**Input data**
▬▬▬▬▬▬

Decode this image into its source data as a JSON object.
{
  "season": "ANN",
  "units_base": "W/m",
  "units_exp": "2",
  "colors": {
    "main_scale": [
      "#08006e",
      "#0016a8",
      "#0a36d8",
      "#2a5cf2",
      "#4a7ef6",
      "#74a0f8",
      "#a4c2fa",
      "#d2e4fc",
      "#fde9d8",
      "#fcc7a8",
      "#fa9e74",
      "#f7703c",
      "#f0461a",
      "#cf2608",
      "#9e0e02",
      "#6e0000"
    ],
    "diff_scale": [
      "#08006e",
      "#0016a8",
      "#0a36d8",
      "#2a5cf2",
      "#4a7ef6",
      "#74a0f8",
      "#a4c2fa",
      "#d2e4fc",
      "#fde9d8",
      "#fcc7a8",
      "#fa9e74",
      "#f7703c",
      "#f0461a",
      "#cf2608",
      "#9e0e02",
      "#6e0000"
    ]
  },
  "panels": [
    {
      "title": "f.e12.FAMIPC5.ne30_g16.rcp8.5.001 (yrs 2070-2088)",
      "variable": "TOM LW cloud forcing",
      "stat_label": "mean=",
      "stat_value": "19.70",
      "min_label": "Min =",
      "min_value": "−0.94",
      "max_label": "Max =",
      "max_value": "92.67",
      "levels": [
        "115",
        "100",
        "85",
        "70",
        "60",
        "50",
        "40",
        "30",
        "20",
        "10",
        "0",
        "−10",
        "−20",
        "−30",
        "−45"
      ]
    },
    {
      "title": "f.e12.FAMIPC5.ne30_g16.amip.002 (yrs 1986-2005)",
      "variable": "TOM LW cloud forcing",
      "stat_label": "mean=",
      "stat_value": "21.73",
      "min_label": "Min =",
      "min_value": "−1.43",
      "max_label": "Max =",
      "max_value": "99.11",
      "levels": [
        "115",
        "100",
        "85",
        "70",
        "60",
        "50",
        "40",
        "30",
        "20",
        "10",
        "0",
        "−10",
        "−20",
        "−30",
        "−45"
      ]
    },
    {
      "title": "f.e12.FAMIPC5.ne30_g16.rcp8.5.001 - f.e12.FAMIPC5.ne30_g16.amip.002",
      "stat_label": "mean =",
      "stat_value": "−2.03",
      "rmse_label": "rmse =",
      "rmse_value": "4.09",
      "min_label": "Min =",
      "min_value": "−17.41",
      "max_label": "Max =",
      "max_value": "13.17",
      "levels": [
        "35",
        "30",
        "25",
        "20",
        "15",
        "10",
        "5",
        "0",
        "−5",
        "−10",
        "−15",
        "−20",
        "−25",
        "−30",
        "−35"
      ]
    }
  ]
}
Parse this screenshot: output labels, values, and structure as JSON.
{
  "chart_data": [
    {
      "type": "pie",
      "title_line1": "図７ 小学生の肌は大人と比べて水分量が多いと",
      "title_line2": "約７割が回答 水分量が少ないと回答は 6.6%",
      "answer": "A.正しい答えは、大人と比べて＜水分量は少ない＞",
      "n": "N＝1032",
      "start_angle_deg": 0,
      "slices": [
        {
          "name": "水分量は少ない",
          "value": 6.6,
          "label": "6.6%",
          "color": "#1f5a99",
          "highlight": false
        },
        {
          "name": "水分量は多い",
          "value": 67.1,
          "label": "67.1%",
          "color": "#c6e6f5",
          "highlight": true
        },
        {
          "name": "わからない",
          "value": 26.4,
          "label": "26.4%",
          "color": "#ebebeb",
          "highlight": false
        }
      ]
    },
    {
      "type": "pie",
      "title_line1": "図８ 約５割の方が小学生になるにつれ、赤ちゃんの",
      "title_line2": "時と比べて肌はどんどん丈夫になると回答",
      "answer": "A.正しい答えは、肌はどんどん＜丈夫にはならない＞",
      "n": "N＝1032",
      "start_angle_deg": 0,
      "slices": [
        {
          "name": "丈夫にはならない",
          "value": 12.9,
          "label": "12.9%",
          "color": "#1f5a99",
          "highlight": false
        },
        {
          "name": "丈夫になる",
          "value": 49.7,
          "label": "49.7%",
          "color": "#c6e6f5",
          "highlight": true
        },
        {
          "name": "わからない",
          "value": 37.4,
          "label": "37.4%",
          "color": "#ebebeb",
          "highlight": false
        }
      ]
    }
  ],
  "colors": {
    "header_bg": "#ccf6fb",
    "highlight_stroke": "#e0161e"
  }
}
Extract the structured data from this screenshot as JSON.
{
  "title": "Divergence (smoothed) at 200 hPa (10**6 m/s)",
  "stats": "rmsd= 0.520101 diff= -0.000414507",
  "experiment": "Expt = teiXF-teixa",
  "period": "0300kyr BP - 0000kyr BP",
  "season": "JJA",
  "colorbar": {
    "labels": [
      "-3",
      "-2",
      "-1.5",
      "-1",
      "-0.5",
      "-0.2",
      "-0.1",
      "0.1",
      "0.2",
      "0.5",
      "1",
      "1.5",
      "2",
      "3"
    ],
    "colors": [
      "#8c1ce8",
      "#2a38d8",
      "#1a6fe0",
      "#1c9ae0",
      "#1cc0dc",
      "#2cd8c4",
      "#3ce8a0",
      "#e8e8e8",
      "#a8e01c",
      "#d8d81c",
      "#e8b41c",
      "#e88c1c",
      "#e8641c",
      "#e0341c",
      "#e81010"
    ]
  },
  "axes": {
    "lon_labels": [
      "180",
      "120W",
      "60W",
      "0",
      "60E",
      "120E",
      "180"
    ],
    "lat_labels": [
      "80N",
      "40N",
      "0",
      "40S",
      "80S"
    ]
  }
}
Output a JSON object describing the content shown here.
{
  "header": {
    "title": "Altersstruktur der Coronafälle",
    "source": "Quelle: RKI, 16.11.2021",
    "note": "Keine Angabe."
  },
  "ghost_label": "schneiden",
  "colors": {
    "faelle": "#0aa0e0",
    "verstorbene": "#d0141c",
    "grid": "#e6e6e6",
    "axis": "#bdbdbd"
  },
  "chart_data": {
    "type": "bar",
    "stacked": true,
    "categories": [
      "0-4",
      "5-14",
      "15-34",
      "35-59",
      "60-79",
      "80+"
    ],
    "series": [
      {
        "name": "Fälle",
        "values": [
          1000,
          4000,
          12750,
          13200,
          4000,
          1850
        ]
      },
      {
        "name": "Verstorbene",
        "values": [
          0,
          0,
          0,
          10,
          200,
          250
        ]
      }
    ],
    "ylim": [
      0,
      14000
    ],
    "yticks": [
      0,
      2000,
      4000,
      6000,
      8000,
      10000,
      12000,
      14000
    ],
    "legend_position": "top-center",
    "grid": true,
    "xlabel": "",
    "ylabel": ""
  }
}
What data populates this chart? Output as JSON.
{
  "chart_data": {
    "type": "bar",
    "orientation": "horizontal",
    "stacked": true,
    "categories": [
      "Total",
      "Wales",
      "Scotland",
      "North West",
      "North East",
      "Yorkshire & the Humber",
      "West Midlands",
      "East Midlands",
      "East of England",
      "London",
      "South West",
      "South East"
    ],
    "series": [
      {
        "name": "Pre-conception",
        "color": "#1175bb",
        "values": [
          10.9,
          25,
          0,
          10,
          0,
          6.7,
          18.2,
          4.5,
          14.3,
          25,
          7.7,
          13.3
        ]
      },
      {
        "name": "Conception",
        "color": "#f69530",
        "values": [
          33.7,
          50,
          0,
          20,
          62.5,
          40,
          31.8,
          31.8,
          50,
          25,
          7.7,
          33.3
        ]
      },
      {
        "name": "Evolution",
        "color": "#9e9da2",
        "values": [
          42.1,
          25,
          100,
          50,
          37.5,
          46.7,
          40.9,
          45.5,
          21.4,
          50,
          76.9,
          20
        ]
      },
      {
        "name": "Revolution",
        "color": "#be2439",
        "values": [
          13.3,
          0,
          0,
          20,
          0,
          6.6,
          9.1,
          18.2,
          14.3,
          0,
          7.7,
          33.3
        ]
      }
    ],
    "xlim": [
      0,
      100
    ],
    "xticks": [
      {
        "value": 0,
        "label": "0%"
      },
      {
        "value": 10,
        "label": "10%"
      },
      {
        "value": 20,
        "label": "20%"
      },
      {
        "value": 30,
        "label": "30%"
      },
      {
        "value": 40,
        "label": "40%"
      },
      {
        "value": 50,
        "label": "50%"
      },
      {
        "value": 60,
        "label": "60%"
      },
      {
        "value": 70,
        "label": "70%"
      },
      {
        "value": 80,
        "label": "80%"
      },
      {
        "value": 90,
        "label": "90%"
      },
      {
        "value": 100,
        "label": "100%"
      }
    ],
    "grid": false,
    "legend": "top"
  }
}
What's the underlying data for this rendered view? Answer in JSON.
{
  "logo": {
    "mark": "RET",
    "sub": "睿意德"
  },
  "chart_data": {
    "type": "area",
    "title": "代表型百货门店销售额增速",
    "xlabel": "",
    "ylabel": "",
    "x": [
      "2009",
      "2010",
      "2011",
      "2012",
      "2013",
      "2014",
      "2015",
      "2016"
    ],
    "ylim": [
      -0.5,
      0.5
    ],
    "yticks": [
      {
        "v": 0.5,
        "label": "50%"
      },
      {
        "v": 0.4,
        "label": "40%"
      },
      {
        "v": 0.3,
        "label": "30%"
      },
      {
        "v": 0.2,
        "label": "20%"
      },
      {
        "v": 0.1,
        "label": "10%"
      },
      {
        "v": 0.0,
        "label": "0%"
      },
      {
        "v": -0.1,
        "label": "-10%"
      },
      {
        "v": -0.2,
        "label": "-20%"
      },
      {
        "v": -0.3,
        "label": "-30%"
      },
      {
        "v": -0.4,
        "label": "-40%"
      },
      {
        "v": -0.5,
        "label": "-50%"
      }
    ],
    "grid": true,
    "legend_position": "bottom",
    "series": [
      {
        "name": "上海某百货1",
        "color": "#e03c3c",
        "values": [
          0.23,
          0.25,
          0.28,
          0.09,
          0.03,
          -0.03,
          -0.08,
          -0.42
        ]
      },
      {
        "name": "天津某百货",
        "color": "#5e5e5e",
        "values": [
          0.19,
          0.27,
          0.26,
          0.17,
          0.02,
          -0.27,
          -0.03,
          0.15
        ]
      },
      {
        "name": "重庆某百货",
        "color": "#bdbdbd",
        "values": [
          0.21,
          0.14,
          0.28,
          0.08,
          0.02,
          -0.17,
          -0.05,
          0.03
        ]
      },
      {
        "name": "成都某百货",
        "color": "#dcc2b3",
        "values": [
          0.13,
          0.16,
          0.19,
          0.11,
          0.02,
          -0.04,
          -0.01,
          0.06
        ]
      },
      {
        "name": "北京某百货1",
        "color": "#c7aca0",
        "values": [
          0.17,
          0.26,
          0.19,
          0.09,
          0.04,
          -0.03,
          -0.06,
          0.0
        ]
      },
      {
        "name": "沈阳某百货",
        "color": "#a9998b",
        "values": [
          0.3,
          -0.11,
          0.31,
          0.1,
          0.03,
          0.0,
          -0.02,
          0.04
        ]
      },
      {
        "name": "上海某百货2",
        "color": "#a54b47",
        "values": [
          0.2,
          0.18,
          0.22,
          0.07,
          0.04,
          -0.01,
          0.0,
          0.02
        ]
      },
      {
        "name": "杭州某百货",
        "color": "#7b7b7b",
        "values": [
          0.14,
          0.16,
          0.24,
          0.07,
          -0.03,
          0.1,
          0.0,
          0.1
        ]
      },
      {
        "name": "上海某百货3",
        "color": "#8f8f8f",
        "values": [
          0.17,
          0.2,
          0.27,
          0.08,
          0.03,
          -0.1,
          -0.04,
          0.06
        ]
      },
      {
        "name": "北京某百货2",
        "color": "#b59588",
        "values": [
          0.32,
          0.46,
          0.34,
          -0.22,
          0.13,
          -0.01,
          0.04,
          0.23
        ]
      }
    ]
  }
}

▬▬▬▬▬▬

Locate the string "this" in the listing above and copy every line where it occurs.

**Output below**
Decode this image into its source data as a JSON object.
Parse this screenshot: output labels, values, and structure as JSON.
Extract the structured data from this screenshot as JSON.
What data populates this chart? Output as JSON.
What's the underlying data for this rendered view? Answer in JSON.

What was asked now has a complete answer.